### TASK BRIEF
Below are entries; copy exactly, and only, the lines from the one containing "Enumerate this screenshot's" through their final line, leaving out pictures.
— start INPUT DATA —
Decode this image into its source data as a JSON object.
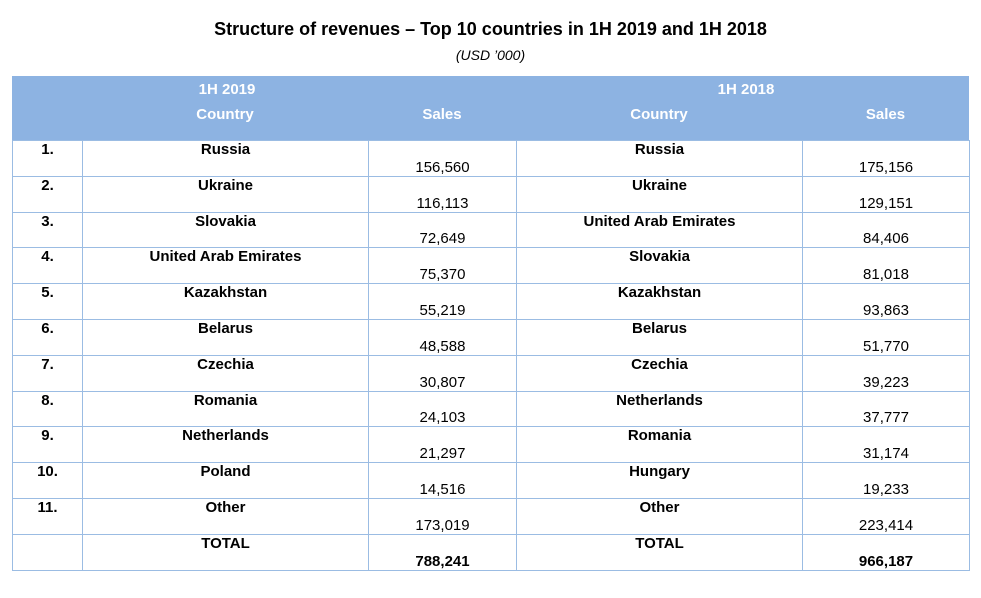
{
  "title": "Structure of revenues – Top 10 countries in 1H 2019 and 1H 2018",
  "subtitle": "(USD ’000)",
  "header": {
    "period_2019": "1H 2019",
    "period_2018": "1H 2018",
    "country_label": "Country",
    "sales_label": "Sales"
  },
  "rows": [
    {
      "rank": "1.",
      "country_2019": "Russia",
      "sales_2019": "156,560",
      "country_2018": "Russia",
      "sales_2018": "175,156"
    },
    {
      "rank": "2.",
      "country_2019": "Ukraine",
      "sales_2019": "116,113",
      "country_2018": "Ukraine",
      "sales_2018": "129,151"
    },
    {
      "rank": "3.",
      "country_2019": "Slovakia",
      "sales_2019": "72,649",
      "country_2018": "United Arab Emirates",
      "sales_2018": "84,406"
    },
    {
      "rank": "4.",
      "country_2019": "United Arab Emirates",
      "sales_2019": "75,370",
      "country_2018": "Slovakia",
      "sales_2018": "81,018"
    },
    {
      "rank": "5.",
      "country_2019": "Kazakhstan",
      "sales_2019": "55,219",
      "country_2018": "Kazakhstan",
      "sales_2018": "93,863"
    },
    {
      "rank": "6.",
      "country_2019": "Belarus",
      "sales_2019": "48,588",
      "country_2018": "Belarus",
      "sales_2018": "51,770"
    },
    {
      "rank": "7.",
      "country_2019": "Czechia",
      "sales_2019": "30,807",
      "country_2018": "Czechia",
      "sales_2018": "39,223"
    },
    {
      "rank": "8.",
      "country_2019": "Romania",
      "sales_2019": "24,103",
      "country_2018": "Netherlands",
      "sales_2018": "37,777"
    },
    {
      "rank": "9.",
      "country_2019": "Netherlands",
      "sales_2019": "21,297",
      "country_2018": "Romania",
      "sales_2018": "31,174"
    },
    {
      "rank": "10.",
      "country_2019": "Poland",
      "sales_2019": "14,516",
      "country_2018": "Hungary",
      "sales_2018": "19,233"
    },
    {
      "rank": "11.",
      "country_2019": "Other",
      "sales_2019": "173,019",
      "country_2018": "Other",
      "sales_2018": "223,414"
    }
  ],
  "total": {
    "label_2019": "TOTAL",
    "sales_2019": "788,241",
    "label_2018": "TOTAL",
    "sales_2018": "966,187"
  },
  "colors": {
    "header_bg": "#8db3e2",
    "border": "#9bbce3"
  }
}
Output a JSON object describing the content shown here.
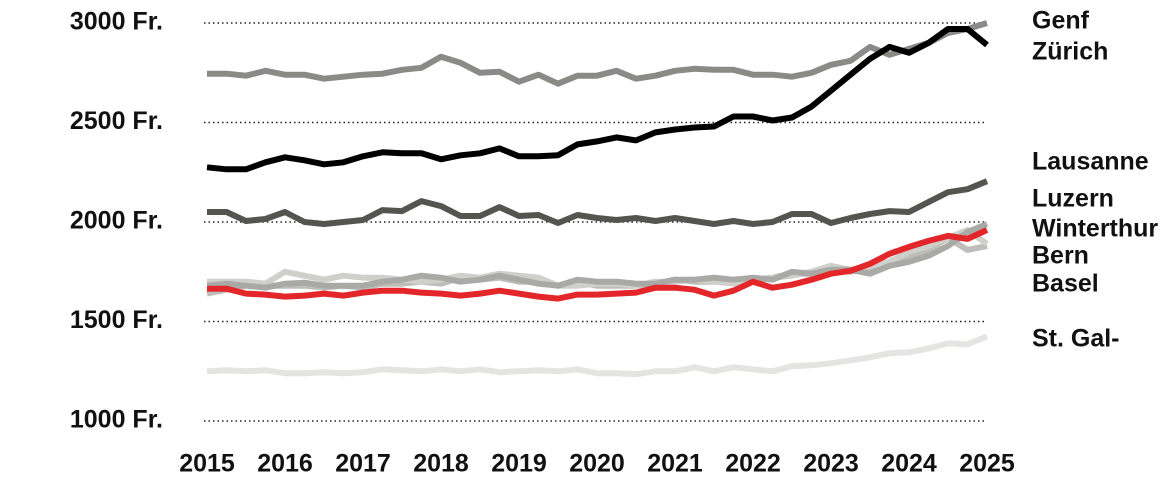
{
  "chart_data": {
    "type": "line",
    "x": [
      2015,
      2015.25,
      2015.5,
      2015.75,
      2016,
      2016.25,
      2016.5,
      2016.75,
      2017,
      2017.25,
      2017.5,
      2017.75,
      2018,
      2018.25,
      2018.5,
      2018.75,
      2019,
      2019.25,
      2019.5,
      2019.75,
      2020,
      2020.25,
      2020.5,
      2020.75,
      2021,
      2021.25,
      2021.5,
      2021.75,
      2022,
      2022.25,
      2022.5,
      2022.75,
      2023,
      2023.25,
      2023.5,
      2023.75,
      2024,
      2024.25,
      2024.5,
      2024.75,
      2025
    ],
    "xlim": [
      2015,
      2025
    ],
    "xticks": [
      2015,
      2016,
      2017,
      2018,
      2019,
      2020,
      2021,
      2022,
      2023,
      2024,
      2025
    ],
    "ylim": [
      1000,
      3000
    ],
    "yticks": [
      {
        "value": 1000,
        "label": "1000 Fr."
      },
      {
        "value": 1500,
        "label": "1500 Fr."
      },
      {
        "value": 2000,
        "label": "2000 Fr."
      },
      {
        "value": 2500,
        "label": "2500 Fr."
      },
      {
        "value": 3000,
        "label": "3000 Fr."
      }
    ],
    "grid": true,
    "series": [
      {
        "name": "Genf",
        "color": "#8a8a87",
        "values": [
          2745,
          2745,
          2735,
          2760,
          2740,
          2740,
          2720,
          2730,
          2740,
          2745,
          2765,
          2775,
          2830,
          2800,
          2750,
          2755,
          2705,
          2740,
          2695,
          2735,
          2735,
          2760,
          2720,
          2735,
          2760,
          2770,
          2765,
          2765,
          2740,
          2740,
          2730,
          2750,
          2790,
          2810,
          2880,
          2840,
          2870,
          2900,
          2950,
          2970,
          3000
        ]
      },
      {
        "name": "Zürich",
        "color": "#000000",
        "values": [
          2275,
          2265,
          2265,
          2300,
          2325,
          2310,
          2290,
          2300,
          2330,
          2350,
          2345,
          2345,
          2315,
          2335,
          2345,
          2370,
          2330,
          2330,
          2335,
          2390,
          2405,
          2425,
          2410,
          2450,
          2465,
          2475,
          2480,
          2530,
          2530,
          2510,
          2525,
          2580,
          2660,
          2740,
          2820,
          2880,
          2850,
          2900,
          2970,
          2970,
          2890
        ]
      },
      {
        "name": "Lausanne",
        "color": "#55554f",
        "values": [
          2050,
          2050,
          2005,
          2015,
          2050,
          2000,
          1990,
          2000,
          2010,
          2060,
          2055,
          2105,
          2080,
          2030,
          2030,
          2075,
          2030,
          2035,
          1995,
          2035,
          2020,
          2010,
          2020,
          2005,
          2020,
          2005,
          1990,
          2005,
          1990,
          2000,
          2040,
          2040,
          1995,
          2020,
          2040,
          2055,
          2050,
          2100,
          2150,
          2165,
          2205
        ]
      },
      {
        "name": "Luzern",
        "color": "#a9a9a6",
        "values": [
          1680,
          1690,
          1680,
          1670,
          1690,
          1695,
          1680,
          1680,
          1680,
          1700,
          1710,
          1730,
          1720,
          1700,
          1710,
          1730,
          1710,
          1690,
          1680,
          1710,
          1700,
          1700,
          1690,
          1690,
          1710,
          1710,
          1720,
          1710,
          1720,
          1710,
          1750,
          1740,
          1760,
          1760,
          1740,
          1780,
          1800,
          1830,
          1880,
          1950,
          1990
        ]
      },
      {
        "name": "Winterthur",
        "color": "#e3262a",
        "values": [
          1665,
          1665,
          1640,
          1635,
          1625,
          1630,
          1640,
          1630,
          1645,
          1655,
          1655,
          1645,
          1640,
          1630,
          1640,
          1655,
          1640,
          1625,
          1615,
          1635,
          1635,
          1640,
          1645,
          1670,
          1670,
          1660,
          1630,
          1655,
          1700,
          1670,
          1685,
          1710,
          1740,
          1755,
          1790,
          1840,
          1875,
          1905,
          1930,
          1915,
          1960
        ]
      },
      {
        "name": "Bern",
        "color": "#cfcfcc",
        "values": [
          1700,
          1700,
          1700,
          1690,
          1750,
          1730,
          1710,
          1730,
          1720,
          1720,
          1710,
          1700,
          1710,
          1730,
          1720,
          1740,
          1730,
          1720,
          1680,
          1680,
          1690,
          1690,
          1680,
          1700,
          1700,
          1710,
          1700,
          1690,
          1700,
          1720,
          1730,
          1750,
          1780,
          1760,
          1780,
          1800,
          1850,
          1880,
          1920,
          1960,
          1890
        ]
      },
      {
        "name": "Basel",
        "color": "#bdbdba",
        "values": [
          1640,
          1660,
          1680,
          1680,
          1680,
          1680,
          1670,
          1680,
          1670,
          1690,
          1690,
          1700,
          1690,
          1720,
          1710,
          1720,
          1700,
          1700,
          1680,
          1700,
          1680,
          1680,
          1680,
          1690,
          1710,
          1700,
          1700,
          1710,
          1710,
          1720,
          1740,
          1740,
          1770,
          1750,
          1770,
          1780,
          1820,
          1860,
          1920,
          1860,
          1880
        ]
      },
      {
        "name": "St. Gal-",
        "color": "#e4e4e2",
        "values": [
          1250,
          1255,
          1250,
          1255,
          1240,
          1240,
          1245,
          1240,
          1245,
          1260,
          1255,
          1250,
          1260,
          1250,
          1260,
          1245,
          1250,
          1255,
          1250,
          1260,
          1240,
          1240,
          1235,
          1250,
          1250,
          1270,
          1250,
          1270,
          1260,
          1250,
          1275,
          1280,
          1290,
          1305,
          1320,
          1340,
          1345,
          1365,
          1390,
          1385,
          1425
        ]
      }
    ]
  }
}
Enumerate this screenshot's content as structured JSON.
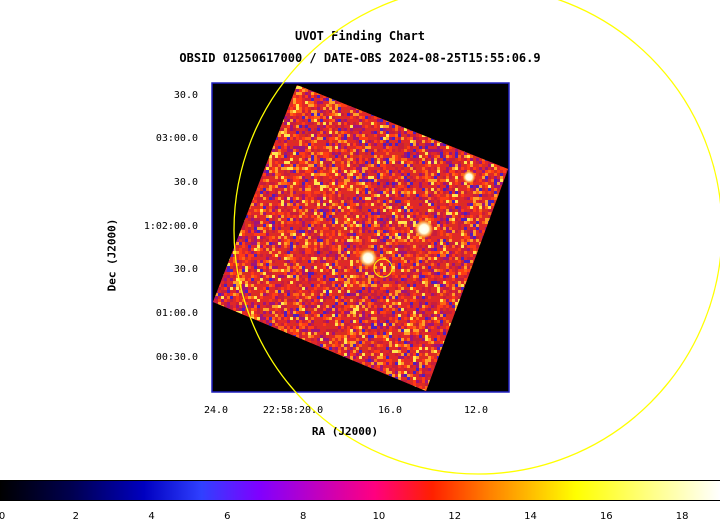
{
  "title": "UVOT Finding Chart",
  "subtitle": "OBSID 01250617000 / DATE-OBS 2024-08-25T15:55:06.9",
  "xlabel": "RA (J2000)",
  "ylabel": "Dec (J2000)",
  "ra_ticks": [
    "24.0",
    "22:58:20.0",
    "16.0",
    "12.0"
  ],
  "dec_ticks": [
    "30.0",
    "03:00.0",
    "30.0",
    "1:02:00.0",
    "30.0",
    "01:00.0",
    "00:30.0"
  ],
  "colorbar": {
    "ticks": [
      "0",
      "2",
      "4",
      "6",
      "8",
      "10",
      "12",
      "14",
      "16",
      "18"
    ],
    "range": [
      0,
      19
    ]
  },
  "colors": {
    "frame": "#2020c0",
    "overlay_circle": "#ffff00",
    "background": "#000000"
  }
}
— end INPUT DATA —
### ANSWER TO THE PROBLEM
Enumerate this screenshot's content as structured JSON.
{
  "title": "UVOT Finding Chart",
  "subtitle": "OBSID 01250617000 / DATE-OBS 2024-08-25T15:55:06.9",
  "xlabel": "RA (J2000)",
  "ylabel": "Dec (J2000)",
  "ra_ticks": [
    "24.0",
    "22:58:20.0",
    "16.0",
    "12.0"
  ],
  "dec_ticks": [
    "30.0",
    "03:00.0",
    "30.0",
    "1:02:00.0",
    "30.0",
    "01:00.0",
    "00:30.0"
  ],
  "colorbar": {
    "ticks": [
      "0",
      "2",
      "4",
      "6",
      "8",
      "10",
      "12",
      "14",
      "16",
      "18"
    ],
    "range": [
      0,
      19
    ]
  },
  "colors": {
    "frame": "#2020c0",
    "overlay_circle": "#ffff00",
    "background": "#000000"
  }
}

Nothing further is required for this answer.